[START OF EXERCISE MATERIAL]

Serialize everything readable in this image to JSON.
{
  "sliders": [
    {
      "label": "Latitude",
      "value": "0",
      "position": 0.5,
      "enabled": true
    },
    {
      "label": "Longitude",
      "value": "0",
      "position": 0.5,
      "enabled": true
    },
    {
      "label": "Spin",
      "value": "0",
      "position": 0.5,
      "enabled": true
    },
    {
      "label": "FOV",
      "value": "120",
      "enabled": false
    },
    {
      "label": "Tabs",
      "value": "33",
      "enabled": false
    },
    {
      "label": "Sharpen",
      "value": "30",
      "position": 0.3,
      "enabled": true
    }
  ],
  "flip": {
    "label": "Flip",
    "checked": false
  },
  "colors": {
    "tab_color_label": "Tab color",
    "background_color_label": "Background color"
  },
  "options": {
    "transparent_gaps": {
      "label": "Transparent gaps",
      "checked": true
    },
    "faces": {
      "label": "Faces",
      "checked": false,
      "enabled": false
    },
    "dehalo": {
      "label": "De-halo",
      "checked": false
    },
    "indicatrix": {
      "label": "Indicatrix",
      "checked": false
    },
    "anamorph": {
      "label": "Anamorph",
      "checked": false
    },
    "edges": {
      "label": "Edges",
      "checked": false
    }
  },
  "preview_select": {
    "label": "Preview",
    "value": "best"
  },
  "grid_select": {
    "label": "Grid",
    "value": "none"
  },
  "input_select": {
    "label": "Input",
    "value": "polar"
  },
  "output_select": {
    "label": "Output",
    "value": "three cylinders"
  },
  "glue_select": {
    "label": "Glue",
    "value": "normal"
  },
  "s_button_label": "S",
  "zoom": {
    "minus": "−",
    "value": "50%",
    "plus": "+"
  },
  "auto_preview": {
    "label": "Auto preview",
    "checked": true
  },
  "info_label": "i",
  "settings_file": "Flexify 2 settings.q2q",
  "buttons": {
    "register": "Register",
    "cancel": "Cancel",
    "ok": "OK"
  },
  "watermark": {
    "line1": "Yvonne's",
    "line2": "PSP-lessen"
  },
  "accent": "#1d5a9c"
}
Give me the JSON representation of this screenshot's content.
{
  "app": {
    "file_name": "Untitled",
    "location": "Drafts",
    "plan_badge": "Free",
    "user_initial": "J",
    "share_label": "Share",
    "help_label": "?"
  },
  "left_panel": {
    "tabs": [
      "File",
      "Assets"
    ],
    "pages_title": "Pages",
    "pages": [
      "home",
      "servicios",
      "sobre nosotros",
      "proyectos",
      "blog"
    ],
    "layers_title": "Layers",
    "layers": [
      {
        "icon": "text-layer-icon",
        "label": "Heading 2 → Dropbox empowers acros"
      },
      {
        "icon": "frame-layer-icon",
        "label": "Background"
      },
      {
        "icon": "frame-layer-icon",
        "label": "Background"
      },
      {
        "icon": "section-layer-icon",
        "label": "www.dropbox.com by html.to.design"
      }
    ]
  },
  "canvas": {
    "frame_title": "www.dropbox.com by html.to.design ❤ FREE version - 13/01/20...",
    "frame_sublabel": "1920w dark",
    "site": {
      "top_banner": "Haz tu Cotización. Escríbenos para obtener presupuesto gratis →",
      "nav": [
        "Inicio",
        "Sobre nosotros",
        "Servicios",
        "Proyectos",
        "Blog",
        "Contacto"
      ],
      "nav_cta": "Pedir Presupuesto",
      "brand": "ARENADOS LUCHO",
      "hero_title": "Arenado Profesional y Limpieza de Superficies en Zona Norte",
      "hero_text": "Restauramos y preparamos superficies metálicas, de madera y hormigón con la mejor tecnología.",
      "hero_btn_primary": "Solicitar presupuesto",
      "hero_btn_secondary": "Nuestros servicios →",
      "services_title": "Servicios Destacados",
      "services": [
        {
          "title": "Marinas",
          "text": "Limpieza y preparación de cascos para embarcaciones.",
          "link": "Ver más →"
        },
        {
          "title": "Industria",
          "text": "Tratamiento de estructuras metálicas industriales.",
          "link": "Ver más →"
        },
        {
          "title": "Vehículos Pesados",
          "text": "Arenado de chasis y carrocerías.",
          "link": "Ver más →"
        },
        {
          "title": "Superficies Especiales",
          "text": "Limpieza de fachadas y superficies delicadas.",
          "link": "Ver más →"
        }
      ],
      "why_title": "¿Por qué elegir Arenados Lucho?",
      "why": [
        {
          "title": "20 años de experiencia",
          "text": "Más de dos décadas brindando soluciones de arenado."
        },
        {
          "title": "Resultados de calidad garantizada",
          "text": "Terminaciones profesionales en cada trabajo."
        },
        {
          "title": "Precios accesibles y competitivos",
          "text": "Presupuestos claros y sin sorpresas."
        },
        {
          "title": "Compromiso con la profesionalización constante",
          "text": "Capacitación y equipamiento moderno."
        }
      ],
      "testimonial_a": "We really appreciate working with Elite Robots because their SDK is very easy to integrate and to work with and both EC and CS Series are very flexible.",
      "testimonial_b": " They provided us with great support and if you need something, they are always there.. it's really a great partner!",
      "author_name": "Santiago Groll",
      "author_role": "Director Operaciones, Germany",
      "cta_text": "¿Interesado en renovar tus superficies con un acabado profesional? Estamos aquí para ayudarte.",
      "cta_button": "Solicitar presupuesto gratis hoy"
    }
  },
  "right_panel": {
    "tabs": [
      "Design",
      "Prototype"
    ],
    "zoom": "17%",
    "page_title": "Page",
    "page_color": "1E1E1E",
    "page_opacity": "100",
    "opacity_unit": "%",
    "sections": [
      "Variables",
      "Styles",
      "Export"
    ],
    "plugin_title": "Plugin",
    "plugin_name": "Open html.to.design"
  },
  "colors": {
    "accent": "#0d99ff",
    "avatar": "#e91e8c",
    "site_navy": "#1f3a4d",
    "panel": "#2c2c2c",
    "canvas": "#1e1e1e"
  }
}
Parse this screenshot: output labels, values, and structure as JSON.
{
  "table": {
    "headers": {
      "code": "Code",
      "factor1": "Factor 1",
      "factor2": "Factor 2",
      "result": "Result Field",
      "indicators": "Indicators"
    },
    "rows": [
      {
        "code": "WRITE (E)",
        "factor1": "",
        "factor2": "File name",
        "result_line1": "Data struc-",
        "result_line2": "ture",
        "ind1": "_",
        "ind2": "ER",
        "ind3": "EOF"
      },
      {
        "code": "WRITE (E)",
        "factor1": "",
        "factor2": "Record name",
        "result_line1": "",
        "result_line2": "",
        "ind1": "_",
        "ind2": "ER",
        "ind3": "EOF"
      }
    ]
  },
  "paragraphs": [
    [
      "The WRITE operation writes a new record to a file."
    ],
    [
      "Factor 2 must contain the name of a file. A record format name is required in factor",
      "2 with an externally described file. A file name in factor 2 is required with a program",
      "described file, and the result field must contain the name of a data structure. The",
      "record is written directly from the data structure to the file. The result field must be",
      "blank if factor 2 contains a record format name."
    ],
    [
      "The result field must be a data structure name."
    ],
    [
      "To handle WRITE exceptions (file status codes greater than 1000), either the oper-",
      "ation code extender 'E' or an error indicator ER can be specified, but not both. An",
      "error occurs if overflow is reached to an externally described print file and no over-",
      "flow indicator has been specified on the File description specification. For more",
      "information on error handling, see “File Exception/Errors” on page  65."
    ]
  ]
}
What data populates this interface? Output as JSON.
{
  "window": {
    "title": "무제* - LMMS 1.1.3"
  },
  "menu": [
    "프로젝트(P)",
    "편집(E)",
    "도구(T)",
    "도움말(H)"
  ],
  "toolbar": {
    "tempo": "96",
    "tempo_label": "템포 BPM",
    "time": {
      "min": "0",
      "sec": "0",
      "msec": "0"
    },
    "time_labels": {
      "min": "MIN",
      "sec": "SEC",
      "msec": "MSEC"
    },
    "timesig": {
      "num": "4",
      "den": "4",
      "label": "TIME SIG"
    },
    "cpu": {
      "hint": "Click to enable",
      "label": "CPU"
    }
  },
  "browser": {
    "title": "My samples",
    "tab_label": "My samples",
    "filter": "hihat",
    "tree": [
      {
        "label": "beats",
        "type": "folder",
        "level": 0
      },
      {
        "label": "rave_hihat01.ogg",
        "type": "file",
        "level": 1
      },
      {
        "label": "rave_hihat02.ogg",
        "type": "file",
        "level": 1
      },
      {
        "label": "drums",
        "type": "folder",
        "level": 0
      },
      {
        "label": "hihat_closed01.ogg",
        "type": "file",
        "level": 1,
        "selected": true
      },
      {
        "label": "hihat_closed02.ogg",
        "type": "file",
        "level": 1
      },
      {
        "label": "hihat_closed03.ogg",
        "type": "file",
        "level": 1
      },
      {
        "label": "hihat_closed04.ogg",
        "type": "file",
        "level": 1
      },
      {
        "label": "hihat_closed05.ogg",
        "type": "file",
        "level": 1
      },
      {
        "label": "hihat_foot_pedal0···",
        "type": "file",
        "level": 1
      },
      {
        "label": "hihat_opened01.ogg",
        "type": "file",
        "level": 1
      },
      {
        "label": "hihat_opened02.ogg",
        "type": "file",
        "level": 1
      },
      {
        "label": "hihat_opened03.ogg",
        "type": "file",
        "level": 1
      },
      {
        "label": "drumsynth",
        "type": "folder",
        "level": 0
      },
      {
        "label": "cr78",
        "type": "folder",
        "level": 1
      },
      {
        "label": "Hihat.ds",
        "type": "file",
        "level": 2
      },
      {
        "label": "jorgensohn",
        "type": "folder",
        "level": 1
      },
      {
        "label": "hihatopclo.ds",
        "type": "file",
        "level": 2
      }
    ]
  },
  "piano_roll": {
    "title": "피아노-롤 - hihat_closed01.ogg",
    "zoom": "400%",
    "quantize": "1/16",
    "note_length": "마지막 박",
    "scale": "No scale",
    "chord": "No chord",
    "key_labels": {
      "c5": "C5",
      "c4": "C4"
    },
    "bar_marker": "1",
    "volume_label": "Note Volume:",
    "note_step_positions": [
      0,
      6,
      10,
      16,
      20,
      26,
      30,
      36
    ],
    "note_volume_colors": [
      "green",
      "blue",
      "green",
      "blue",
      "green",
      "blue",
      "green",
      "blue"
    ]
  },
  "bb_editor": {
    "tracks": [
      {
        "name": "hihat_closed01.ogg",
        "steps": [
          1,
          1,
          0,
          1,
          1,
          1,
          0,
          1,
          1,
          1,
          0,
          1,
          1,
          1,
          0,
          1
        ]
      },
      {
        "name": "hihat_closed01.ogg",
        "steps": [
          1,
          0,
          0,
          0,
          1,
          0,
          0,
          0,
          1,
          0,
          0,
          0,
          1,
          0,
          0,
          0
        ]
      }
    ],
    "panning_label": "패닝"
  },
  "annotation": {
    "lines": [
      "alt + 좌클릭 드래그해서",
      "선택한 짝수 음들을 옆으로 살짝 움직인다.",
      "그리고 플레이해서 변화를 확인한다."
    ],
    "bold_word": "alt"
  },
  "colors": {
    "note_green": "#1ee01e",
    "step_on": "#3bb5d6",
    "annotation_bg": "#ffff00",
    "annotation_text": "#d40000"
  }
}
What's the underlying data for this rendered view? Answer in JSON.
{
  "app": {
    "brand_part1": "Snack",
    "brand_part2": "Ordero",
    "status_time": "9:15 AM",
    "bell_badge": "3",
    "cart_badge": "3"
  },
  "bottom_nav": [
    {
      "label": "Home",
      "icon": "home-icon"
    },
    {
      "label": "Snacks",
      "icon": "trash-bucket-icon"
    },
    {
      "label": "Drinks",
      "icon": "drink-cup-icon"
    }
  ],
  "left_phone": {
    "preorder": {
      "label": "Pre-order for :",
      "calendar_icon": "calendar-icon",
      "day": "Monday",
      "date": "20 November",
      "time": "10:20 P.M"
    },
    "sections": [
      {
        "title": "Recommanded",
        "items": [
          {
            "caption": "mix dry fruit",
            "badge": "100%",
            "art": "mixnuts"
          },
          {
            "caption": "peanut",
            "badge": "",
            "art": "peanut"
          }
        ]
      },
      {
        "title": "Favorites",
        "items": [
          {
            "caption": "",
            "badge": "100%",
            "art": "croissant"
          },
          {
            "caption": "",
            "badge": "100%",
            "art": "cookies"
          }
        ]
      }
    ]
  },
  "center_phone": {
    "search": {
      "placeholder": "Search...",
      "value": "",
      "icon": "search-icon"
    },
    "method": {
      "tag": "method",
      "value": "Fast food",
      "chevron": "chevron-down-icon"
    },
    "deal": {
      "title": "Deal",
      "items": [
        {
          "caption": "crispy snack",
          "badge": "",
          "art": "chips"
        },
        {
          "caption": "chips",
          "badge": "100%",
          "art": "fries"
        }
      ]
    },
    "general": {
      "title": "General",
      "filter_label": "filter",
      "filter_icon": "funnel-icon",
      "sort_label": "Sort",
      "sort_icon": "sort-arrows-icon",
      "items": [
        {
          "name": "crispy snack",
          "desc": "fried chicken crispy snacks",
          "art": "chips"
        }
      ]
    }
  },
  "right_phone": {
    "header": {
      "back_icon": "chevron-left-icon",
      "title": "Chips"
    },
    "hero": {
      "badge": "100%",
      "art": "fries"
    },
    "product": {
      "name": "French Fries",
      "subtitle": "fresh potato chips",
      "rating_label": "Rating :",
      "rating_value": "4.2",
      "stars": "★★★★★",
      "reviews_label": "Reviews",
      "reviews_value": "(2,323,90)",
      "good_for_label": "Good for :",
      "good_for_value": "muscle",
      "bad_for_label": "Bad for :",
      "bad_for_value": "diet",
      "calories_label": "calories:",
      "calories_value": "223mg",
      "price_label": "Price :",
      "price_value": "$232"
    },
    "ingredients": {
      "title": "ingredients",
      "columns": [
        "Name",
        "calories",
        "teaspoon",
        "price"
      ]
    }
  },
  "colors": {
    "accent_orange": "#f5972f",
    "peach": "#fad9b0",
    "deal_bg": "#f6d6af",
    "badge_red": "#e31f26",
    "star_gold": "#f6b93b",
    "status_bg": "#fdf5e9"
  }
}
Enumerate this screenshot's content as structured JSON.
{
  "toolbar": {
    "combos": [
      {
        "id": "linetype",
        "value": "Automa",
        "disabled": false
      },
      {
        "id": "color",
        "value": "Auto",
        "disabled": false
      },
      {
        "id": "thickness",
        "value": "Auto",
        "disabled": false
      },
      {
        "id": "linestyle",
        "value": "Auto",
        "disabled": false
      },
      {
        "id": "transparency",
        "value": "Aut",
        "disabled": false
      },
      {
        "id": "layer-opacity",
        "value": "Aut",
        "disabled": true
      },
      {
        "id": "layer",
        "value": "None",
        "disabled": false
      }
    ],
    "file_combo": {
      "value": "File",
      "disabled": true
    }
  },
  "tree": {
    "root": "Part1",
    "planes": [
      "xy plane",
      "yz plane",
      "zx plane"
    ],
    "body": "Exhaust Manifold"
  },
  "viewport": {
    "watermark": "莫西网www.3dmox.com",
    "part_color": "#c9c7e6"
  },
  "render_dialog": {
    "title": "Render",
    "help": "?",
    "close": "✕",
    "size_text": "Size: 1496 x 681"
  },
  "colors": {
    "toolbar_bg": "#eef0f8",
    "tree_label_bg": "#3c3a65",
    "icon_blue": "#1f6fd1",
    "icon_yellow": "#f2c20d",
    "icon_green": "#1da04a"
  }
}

[END OF EXERCISE MATERIAL]

- _WHAT THE TASK REQUIRES_
Collect every line above that contains the word "watermark".

- _THE REPLY_
  "watermark": {
    "watermark": "莫西网www.3dmox.com",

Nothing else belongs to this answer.